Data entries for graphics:
<<<<
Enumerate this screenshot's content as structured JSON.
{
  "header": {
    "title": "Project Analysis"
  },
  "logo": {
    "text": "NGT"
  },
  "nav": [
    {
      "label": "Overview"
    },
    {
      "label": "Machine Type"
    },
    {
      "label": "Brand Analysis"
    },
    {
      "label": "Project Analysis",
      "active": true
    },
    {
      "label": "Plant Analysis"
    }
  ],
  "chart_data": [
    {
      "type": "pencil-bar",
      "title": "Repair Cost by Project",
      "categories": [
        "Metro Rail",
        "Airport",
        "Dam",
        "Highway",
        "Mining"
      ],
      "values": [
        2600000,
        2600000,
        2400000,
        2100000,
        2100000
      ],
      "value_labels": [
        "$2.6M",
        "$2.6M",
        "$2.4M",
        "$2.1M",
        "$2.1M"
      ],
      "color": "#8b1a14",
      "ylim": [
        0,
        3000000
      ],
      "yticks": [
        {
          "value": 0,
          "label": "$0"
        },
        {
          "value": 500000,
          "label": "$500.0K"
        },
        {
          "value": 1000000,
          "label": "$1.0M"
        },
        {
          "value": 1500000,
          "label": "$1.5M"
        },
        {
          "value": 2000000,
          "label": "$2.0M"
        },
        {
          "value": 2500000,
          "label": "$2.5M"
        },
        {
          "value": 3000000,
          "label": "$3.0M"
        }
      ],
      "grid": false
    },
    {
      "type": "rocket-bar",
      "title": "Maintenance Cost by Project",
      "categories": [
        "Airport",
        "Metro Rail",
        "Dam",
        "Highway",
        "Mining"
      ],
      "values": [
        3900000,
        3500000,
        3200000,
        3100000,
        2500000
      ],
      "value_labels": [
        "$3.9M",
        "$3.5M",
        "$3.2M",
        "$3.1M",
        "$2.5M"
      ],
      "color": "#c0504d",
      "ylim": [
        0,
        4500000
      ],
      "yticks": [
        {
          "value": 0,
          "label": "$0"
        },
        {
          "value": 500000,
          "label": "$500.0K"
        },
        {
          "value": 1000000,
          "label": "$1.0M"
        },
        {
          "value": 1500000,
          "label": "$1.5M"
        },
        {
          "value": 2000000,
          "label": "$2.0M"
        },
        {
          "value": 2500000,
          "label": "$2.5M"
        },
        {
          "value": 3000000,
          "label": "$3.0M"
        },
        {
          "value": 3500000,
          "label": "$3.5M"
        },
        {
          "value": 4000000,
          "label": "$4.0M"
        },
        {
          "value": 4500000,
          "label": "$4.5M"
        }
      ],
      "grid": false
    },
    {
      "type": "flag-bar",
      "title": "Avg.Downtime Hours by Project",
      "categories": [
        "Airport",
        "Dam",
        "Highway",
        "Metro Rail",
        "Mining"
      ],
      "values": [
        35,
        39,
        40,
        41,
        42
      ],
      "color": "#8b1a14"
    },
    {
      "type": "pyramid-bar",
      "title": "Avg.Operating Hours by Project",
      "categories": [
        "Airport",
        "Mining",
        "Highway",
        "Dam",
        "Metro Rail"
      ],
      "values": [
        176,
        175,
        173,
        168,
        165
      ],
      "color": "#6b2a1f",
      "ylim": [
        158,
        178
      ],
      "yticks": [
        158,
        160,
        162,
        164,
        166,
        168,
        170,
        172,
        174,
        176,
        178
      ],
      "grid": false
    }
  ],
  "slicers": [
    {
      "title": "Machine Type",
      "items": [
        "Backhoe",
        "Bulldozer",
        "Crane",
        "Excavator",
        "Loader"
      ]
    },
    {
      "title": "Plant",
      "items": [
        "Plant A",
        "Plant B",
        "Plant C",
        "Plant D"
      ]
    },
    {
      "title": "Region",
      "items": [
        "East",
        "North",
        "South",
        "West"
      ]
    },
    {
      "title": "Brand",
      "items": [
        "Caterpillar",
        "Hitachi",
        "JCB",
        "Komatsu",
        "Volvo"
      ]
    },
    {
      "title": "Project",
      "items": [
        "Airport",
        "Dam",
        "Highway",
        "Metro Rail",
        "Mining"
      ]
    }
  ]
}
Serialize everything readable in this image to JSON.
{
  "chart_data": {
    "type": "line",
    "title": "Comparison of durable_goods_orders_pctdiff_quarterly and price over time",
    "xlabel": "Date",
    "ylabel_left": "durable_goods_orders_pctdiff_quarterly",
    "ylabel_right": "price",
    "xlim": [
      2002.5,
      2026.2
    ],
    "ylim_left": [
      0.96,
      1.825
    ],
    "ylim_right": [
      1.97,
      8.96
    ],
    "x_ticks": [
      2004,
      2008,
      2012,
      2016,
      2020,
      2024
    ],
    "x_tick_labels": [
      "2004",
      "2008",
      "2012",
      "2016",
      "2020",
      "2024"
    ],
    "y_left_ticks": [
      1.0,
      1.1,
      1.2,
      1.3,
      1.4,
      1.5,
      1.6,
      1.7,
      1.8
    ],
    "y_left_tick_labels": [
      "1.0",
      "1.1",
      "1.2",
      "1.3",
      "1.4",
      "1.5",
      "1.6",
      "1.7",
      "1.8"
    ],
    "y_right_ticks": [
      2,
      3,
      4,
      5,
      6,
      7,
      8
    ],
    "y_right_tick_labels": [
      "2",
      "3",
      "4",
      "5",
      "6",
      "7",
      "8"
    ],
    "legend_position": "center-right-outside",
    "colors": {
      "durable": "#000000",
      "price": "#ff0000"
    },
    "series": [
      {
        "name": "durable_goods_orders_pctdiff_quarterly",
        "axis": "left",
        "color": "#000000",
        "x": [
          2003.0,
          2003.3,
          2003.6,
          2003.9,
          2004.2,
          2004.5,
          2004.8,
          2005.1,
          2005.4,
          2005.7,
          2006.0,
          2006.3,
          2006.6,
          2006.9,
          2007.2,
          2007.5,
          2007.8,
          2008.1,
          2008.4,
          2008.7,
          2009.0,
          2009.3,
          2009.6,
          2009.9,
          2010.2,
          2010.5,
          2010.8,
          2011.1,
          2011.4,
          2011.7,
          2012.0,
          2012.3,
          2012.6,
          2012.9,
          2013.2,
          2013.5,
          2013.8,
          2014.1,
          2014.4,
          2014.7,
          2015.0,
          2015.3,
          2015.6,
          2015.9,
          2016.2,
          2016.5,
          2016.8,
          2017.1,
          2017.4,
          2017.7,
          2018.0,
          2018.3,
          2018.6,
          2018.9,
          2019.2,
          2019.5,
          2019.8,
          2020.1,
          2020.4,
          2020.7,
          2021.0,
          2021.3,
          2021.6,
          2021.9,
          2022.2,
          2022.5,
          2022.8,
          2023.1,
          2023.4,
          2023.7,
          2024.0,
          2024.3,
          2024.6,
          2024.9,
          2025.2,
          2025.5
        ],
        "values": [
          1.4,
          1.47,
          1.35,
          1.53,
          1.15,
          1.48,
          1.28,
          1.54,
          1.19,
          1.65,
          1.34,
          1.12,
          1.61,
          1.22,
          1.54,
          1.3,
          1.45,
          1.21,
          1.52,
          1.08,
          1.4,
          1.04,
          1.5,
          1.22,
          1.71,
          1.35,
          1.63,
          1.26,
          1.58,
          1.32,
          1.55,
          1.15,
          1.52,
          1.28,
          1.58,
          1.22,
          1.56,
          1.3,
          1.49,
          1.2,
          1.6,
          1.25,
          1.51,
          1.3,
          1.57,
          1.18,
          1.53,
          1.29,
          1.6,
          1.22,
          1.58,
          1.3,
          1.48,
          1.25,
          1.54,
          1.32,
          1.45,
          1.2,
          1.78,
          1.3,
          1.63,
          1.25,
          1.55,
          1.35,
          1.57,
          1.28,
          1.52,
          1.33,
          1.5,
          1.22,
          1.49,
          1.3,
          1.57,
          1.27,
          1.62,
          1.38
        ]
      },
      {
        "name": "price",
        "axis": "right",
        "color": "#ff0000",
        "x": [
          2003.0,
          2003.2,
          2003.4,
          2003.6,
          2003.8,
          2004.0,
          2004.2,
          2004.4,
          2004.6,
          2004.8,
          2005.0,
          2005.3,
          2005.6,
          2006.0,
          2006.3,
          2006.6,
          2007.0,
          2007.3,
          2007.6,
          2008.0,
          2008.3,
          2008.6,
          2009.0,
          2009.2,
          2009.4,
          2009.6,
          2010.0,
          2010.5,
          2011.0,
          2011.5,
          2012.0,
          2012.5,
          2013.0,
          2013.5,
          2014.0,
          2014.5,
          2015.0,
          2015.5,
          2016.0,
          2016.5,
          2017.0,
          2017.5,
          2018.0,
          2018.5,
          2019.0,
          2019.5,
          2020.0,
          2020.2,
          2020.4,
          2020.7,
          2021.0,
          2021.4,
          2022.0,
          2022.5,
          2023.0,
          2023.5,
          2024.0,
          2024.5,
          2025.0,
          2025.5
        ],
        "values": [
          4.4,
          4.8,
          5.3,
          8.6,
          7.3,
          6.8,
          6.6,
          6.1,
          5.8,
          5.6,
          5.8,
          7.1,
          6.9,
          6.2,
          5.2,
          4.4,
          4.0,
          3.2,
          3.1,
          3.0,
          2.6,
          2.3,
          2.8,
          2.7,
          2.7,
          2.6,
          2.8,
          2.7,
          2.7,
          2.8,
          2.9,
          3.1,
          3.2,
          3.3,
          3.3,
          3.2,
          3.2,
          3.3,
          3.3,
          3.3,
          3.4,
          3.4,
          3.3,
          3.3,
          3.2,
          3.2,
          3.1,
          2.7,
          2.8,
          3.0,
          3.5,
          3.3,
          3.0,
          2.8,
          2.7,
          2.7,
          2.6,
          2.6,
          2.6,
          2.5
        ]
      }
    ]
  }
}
>>>>
- TASK TO COMPLETE -
Count how many lines of the material hold the string "Hours". Give the number and nothing more.

- RESPONSE TO THE EXERCISE -
2